=== Records for processing ===

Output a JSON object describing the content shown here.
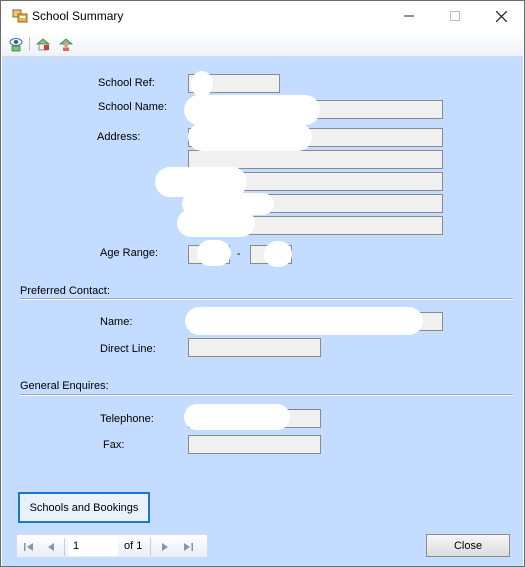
{
  "window": {
    "title": "School Summary",
    "icons": {
      "app": "school-summary-app-icon",
      "minimize": "minimize-icon",
      "maximize": "maximize-icon",
      "close": "close-icon"
    }
  },
  "toolbar": {
    "icons": [
      "view-eye-icon",
      "add-school-icon",
      "person-school-icon"
    ]
  },
  "form": {
    "school_ref_label": "School Ref:",
    "school_name_label": "School Name:",
    "address_label": "Address:",
    "age_range_label": "Age Range:",
    "age_range_separator": "-",
    "preferred_contact": {
      "heading": "Preferred Contact:",
      "name_label": "Name:",
      "direct_line_label": "Direct Line:"
    },
    "general_enquires": {
      "heading": "General Enquires:",
      "telephone_label": "Telephone:",
      "fax_label": "Fax:"
    },
    "schools_bookings_button": "Schools and Bookings"
  },
  "statusbar": {
    "page_value": "1",
    "of_text": "of 1",
    "nav_icons": [
      "first-page-icon",
      "prev-page-icon",
      "next-page-icon",
      "last-page-icon"
    ],
    "close_button": "Close"
  },
  "colors": {
    "form_background": "#c3dcff",
    "field_background": "#f0f0f0",
    "accent_border": "#1a77c9"
  }
}
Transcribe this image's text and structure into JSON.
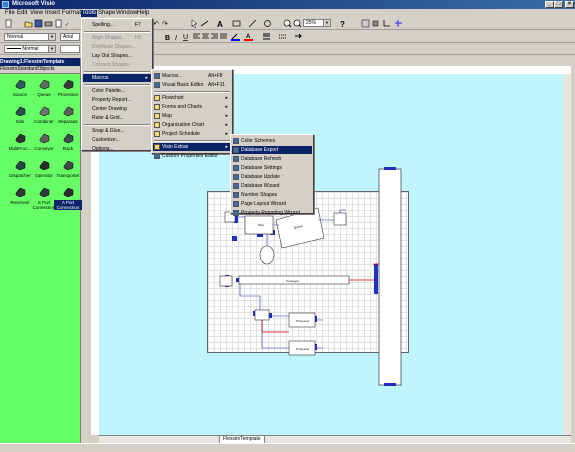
{
  "app": {
    "title": "Microsoft Visio"
  },
  "menubar": [
    "File",
    "Edit",
    "View",
    "Insert",
    "Format",
    "Tools",
    "Shape",
    "Window",
    "Help"
  ],
  "toolbar": {
    "style_value": "Normal",
    "font_value": "Arial",
    "line_style_value": "Normal",
    "zoom_value": "25%"
  },
  "stencil": {
    "window_title": "Drawing1:FlexsimTemplate",
    "name": "FlexsimStandardObjects",
    "masters": [
      {
        "label": "Source",
        "icon": "source-icon"
      },
      {
        "label": "Queue",
        "icon": "queue-icon"
      },
      {
        "label": "Processor",
        "icon": "processor-icon"
      },
      {
        "label": "Sink",
        "icon": "sink-icon"
      },
      {
        "label": "Combiner",
        "icon": "combiner-icon"
      },
      {
        "label": "Separator",
        "icon": "separator-icon"
      },
      {
        "label": "MultiProc...",
        "icon": "multiprocessor-icon"
      },
      {
        "label": "Conveyor",
        "icon": "conveyor-icon"
      },
      {
        "label": "Rack",
        "icon": "rack-icon"
      },
      {
        "label": "Dispatcher",
        "icon": "dispatcher-icon"
      },
      {
        "label": "Operator",
        "icon": "operator-icon"
      },
      {
        "label": "Transporter",
        "icon": "transporter-icon"
      },
      {
        "label": "Reservoir",
        "icon": "reservoir-icon"
      },
      {
        "label": "S Port Connection",
        "icon": "s-port-connection-icon"
      },
      {
        "label": "A Port Connection",
        "icon": "a-port-connection-icon"
      }
    ]
  },
  "tools_menu": [
    {
      "label": "Spelling...",
      "shortcut": "F7",
      "enabled": true
    },
    {
      "label": "Align Shapes...",
      "shortcut": "F8",
      "enabled": false
    },
    {
      "label": "Distribute Shapes...",
      "shortcut": "",
      "enabled": false
    },
    {
      "label": "Lay Out Shapes...",
      "shortcut": "",
      "enabled": true
    },
    {
      "label": "Connect Shapes",
      "shortcut": "",
      "enabled": false
    },
    {
      "label": "Macros",
      "shortcut": "",
      "enabled": true,
      "submenu": true,
      "highlighted": true
    },
    {
      "label": "Color Palette...",
      "shortcut": "",
      "enabled": true
    },
    {
      "label": "Property Report...",
      "shortcut": "",
      "enabled": true
    },
    {
      "label": "Center Drawing",
      "shortcut": "",
      "enabled": true
    },
    {
      "label": "Ruler & Grid...",
      "shortcut": "",
      "enabled": true
    },
    {
      "label": "Snap & Glue...",
      "shortcut": "",
      "enabled": true
    },
    {
      "label": "Customize...",
      "shortcut": "",
      "enabled": true
    },
    {
      "label": "Options...",
      "shortcut": "",
      "enabled": true
    }
  ],
  "macros_menu": [
    {
      "label": "Macros...",
      "shortcut": "Alt+F8"
    },
    {
      "label": "Visual Basic Editor",
      "shortcut": "Alt+F11"
    },
    {
      "label": "Flowchart",
      "submenu": true
    },
    {
      "label": "Forms and Charts",
      "submenu": true
    },
    {
      "label": "Map",
      "submenu": true
    },
    {
      "label": "Organization Chart",
      "submenu": true
    },
    {
      "label": "Project Schedule",
      "submenu": true
    },
    {
      "label": "Visio Extras",
      "submenu": true,
      "highlighted": true
    },
    {
      "label": "Custom Properties Editor"
    }
  ],
  "extras_menu": [
    {
      "label": "Color Schemes"
    },
    {
      "label": "Database Export",
      "highlighted": true
    },
    {
      "label": "Database Refresh"
    },
    {
      "label": "Database Settings"
    },
    {
      "label": "Database Update"
    },
    {
      "label": "Database Wizard"
    },
    {
      "label": "Number Shapes"
    },
    {
      "label": "Page Layout Wizard"
    },
    {
      "label": "Property Reporting Wizard"
    }
  ],
  "diagram": {
    "labels": {
      "sink": "Sink",
      "queue": "Queue",
      "conveyor": "Conveyor",
      "processor1": "Processor",
      "processor2": "Processor"
    }
  },
  "page_tab": "FlexsimTemplate",
  "colors": {
    "canvas": "#bff5ff",
    "stencil": "#66ff66",
    "highlight": "#0a246a",
    "connector": "#cc0000"
  }
}
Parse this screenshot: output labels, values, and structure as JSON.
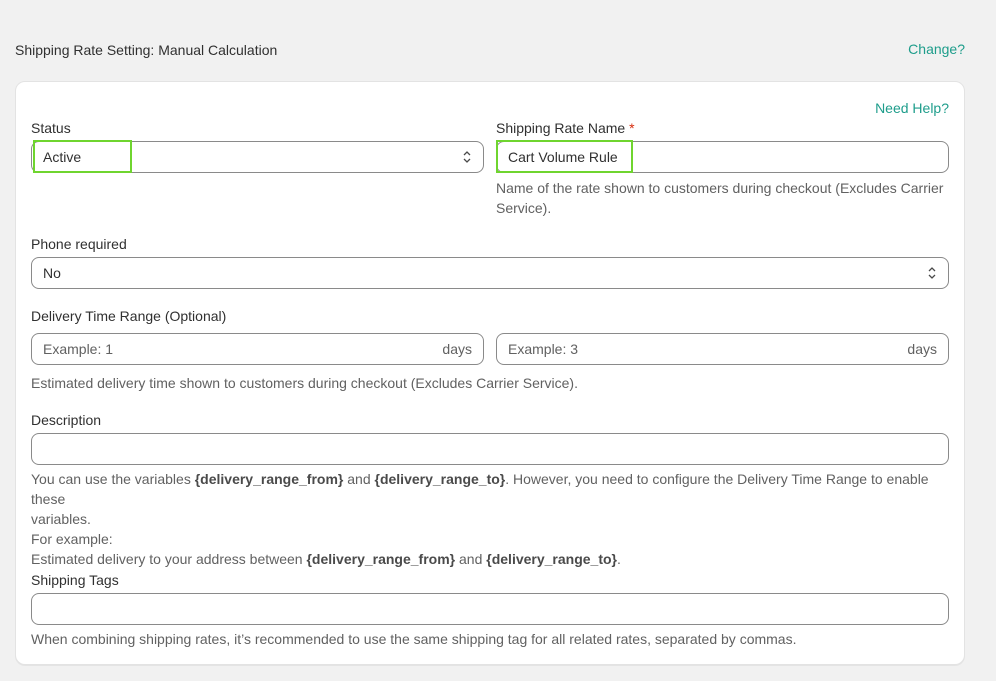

===

▶ _Task objective_
Give the number of lines above that hold the word "Visio", and nothing more.

▶ _Solution for this problem_
2